[BEGIN]

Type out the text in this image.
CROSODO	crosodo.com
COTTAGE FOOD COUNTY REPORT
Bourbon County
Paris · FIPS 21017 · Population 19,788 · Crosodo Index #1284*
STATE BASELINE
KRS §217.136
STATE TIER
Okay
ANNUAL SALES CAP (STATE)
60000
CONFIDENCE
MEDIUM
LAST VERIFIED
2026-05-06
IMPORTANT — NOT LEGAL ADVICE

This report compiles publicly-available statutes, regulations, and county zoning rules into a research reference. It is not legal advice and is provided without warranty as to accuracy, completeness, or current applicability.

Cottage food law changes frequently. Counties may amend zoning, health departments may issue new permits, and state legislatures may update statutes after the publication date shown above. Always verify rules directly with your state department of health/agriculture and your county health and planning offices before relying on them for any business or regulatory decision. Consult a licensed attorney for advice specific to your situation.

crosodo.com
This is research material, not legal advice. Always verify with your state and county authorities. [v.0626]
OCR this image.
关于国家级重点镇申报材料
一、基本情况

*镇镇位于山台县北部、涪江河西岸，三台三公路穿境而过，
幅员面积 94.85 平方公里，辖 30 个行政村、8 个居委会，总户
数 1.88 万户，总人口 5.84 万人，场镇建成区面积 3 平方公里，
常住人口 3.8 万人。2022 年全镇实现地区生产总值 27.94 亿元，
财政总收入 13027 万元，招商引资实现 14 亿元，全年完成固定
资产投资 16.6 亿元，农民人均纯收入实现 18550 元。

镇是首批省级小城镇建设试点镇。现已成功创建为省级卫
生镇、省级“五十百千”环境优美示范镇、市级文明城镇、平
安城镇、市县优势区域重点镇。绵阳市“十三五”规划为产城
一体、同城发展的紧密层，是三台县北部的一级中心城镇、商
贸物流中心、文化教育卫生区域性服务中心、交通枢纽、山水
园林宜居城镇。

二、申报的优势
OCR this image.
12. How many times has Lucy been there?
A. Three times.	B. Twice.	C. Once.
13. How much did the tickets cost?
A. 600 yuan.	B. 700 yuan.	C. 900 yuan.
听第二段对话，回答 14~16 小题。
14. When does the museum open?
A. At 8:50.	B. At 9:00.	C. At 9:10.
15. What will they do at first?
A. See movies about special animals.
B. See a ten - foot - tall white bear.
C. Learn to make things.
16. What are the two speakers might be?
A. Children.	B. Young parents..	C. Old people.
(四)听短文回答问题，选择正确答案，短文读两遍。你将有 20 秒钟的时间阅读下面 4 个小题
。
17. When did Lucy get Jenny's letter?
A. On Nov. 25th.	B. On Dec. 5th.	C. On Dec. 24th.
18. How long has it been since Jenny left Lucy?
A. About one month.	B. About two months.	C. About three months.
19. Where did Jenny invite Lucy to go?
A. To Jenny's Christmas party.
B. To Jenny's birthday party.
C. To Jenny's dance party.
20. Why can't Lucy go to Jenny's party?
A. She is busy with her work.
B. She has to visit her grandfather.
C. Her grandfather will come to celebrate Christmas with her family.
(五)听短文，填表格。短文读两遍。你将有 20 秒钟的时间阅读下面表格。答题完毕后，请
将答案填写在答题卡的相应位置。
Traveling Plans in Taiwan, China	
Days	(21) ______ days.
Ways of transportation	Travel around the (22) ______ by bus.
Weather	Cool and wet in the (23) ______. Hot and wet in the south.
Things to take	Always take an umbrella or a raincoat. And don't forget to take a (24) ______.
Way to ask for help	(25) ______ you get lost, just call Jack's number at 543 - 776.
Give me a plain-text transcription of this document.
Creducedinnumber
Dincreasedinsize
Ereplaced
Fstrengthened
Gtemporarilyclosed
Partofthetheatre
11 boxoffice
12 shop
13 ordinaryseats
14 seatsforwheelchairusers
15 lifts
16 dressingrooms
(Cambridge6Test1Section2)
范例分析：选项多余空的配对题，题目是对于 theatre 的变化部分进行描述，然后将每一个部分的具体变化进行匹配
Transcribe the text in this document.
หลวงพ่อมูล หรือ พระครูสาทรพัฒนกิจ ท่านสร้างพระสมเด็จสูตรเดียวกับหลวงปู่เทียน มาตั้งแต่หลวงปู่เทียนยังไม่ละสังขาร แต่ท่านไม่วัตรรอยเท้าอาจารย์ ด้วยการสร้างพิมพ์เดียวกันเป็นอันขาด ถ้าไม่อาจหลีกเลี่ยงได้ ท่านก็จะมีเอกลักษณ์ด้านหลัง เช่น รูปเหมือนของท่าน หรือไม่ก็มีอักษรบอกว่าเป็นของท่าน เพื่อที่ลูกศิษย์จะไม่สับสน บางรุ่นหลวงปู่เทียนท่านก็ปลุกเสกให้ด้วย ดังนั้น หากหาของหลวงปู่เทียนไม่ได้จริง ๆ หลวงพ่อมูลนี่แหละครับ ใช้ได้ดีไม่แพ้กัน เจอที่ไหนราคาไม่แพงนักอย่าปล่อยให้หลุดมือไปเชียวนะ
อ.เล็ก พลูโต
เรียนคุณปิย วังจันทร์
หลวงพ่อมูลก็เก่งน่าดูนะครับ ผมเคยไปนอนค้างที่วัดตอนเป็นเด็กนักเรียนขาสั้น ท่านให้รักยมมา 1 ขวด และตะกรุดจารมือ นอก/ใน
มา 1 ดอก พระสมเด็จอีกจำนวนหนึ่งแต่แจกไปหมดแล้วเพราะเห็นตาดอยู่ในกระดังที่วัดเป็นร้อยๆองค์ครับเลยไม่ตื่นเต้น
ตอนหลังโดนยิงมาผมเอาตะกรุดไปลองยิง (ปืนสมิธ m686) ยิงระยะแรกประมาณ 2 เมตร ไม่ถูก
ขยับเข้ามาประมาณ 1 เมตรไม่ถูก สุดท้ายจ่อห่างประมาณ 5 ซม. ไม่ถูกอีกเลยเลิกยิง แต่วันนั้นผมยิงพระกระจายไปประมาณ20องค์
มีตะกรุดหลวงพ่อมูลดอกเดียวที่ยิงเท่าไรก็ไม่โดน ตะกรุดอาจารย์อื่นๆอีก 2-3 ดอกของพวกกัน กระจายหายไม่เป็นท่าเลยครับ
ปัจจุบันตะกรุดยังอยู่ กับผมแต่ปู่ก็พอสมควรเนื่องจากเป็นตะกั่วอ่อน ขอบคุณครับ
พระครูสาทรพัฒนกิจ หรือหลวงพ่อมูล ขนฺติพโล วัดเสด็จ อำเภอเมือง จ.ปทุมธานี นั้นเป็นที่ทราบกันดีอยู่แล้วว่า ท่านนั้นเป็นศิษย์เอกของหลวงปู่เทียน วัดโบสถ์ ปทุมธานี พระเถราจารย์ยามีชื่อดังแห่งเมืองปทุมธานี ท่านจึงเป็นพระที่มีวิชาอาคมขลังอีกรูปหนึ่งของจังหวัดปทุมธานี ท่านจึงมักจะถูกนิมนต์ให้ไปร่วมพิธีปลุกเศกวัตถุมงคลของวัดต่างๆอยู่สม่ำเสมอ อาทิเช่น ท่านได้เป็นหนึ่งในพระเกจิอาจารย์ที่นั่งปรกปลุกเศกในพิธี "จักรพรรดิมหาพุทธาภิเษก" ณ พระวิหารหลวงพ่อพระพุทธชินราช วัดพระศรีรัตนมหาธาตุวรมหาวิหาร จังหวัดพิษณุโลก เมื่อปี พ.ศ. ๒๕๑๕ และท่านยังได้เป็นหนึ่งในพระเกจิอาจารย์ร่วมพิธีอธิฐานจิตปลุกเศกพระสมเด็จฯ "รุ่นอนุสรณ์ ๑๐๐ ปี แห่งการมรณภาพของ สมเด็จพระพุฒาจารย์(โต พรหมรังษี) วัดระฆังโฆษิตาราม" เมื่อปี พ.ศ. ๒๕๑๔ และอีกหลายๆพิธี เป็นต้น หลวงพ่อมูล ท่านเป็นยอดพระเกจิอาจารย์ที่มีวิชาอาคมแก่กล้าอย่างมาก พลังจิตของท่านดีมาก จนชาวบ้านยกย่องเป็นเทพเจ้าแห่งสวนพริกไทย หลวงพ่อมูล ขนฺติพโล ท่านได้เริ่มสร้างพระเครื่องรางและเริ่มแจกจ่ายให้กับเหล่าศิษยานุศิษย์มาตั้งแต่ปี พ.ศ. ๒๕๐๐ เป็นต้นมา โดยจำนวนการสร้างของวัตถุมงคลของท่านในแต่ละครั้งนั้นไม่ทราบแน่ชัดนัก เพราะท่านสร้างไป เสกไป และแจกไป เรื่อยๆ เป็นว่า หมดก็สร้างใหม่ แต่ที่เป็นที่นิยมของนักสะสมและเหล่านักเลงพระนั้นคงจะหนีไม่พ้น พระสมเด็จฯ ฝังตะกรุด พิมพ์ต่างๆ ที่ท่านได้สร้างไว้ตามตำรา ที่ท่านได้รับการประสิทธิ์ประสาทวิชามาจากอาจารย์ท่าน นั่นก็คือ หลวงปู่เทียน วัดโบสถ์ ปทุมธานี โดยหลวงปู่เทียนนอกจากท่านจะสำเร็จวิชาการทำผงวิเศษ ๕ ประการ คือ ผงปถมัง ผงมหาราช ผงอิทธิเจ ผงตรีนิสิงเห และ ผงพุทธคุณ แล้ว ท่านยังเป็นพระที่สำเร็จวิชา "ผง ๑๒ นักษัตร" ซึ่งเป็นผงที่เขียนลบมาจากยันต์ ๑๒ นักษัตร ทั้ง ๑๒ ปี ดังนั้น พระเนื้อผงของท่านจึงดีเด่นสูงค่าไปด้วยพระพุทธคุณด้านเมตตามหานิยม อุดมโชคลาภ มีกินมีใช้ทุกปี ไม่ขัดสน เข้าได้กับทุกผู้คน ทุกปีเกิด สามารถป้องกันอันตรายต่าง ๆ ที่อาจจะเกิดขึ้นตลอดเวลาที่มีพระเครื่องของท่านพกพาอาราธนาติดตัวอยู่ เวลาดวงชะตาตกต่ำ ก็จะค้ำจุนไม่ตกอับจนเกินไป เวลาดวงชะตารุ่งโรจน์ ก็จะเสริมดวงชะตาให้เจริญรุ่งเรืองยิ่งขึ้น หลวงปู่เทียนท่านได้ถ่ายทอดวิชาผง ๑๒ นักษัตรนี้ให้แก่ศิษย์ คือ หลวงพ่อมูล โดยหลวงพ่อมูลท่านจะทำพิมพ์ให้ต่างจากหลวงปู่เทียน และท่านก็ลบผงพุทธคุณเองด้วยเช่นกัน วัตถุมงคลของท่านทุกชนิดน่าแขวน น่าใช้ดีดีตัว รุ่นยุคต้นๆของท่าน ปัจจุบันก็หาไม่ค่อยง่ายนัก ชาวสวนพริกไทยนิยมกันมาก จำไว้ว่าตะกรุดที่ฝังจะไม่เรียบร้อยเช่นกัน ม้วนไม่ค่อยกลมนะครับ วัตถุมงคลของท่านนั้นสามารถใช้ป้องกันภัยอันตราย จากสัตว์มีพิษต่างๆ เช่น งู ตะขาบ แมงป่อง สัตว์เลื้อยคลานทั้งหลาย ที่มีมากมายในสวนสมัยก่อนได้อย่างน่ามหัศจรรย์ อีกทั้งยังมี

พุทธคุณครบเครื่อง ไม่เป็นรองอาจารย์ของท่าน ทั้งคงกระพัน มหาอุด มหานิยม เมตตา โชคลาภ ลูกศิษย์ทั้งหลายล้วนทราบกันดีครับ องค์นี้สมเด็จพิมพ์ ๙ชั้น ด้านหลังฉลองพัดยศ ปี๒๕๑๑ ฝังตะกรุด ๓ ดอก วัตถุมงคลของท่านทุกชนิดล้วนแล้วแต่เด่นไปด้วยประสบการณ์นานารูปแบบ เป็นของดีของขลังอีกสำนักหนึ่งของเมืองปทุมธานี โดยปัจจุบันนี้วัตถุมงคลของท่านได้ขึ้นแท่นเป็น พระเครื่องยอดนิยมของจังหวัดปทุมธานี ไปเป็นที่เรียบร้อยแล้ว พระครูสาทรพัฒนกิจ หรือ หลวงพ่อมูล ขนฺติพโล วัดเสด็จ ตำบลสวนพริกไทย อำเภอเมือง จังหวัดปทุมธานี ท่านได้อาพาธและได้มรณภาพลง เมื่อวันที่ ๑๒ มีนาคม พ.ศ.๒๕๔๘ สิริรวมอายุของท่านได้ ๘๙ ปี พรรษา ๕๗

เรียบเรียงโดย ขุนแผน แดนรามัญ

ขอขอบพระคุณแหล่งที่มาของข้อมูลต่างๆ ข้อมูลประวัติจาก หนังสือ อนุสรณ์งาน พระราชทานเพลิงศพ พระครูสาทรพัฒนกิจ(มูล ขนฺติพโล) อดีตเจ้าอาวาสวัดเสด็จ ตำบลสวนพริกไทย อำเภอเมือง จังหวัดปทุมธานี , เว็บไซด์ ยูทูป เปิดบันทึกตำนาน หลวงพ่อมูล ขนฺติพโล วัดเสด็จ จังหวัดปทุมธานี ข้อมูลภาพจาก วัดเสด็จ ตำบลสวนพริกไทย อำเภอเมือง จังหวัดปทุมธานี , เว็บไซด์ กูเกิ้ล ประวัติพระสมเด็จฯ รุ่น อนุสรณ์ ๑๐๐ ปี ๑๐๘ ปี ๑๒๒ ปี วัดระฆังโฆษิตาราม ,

[END]

(BRIEF)
Wherever the word "านหล" occurs in a line of the listing, copy that line.

(SOLUTION FOR THIS EXERCISE)
หลวงพ่อมูล หรือ พระครูสาทรพัฒนกิจ ท่านสร้างพระสมเด็จสูตรเดียวกับหลวงปู่เทียน มาตั้งแต่หลวงปู่เทียนยังไม่ละสังขาร แต่ท่านไม่วัตรรอยเท้าอาจารย์ ด้วยการสร้างพิมพ์เดียวกันเป็นอันขาด ถ้าไม่อาจหลีกเลี่ยงได้ ท่านก็จะมีเอกลักษณ์ด้านหลัง เช่น รูปเหมือนของท่าน หรือไม่ก็มีอักษรบอกว่าเป็นของท่าน เพื่อที่ลูกศิษย์จะไม่สับสน บางรุ่นหลวงปู่เทียนท่านก็ปลุกเสกให้ด้วย ดังนั้น หากหาของหลวงปู่เทียนไม่ได้จริง ๆ หลวงพ่อมูลนี่แหละครับ ใช้ได้ดีไม่แพ้กัน เจอที่ไหนราคาไม่แพงนักอย่าปล่อยให้หลุดมือไปเชียวนะ
พุทธคุณครบเครื่อง ไม่เป็นรองอาจารย์ของท่าน ทั้งคงกระพัน มหาอุด มหานิยม เมตตา โชคลาภ ลูกศิษย์ทั้งหลายล้วนทราบกันดีครับ องค์นี้สมเด็จพิมพ์ ๙ชั้น ด้านหลังฉลองพัดยศ ปี๒๕๑๑ ฝังตะกรุด ๓ ดอก วัตถุมงคลของท่านทุกชนิดล้วนแล้วแต่เด่นไปด้วยประสบการณ์นานารูปแบบ เป็นของดีของขลังอีกสำนักหนึ่งของเมืองปทุมธานี โดยปัจจุบันนี้วัตถุมงคลของท่านได้ขึ้นแท่นเป็น พระเครื่องยอดนิยมของจังหวัดปทุมธานี ไปเป็นที่เรียบร้อยแล้ว พระครูสาทรพัฒนกิจ หรือ หลวงพ่อมูล ขนฺติพโล วัดเสด็จ ตำบลสวนพริกไทย อำเภอเมือง จังหวัดปทุมธานี ท่านได้อาพาธและได้มรณภาพลง เมื่อวันที่ ๑๒ มีนาคม พ.ศ.๒๕๔๘ สิริรวมอายุของท่านได้ ๘๙ ปี พรรษา ๕๗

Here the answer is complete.